REQUIREMENTS: Report how many lines contain "values". Give the number and nothing else.

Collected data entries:
##########

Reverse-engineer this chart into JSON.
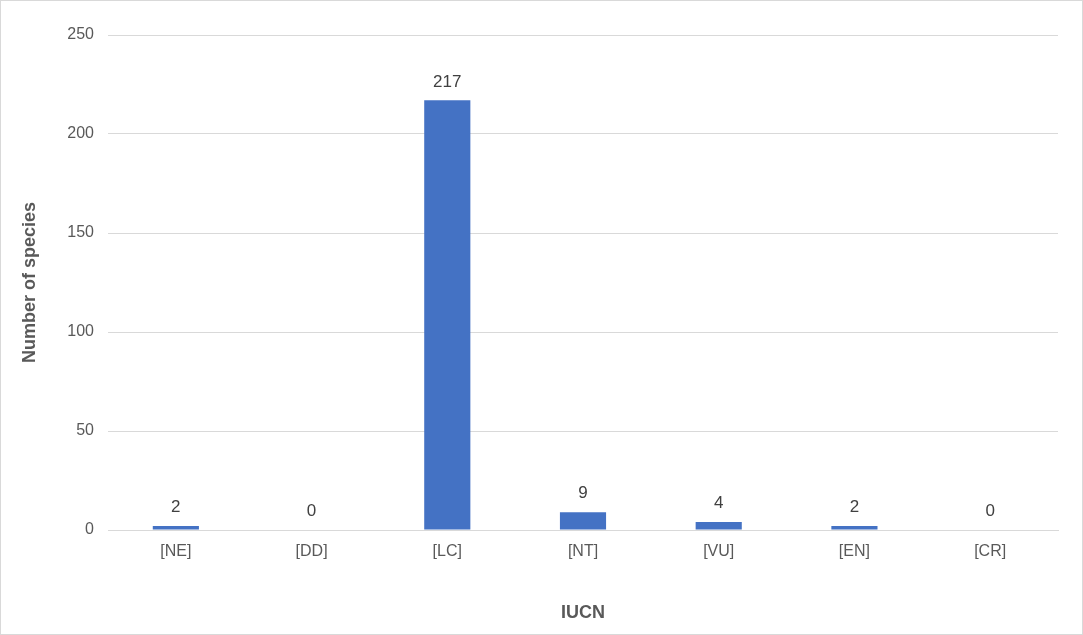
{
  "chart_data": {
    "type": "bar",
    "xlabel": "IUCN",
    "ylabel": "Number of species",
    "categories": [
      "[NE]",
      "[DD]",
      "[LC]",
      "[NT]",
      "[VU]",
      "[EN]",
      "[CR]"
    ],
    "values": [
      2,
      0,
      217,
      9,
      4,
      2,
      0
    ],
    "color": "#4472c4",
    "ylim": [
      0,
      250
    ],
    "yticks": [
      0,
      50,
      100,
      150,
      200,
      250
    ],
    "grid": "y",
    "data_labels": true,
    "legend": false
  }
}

##########

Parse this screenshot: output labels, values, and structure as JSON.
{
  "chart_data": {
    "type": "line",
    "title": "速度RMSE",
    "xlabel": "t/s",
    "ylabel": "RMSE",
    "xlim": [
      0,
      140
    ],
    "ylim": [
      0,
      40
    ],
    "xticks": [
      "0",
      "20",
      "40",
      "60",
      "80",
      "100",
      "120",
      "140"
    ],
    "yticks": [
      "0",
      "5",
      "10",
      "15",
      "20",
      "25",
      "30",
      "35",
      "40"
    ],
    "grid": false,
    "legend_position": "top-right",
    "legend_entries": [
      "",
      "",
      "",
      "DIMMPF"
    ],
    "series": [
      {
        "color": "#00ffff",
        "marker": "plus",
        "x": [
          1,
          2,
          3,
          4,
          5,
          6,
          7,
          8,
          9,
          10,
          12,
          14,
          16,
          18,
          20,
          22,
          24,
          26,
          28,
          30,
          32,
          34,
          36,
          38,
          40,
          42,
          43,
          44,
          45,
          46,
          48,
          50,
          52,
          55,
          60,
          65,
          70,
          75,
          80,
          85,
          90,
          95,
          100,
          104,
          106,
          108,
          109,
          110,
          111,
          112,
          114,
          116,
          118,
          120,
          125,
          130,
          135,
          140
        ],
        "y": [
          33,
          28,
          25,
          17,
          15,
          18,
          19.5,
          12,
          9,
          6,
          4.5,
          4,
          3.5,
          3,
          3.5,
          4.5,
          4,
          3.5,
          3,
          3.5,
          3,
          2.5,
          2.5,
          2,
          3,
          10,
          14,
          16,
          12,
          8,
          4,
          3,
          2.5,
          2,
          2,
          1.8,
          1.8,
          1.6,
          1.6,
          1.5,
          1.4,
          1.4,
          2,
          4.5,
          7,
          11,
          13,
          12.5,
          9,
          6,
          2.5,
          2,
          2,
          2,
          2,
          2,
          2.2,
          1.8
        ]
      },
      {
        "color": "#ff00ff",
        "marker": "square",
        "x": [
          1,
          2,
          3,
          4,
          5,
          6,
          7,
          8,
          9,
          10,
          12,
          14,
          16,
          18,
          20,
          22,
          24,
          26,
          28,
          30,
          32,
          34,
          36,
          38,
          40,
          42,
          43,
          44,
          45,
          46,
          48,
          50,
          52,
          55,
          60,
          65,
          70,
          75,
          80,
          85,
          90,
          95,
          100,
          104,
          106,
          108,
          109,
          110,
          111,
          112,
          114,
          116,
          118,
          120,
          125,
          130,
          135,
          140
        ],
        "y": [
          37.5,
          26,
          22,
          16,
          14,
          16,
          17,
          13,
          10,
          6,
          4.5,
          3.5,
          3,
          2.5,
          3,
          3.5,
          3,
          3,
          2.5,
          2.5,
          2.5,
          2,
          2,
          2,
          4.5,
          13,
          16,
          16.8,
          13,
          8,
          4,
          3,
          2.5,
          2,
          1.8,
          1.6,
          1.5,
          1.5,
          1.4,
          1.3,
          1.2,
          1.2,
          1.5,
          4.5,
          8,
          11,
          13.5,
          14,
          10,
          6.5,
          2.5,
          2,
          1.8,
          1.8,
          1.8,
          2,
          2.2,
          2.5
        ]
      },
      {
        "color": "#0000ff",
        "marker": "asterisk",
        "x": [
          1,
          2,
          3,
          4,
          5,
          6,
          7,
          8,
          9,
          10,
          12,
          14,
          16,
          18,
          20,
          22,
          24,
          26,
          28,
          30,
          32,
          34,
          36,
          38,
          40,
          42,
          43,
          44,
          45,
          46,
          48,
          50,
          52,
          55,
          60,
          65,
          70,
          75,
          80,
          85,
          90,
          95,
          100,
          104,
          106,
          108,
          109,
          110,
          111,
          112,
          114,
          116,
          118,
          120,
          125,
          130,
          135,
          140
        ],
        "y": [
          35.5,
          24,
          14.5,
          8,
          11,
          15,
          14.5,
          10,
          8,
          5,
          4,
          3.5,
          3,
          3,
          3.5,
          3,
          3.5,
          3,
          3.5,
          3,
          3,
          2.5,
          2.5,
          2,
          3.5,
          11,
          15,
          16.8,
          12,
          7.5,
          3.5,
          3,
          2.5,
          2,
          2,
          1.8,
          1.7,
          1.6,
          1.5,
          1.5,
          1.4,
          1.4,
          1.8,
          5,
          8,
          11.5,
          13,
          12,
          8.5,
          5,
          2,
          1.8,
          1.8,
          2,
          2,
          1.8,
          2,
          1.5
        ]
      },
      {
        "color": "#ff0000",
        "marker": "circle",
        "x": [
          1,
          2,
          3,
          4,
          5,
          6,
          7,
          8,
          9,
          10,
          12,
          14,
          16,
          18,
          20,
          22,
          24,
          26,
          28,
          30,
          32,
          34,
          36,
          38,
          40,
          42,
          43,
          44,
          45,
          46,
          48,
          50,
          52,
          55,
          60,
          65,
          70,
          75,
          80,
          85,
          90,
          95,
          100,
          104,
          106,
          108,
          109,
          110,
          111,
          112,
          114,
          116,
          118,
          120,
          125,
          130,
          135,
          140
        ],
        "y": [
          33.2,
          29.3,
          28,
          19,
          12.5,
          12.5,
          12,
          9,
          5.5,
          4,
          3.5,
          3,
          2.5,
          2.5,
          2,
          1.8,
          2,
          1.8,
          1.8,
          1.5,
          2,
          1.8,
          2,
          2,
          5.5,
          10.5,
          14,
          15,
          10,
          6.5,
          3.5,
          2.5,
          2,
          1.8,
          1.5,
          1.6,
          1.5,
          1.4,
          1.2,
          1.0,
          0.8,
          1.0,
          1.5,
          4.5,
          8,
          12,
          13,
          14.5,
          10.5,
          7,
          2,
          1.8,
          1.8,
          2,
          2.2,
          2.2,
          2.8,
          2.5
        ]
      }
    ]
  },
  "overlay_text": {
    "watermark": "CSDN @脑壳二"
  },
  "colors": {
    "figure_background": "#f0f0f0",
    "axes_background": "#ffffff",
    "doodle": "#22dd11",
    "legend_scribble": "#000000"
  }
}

##########

RESPONSE TO THIS TASK: 2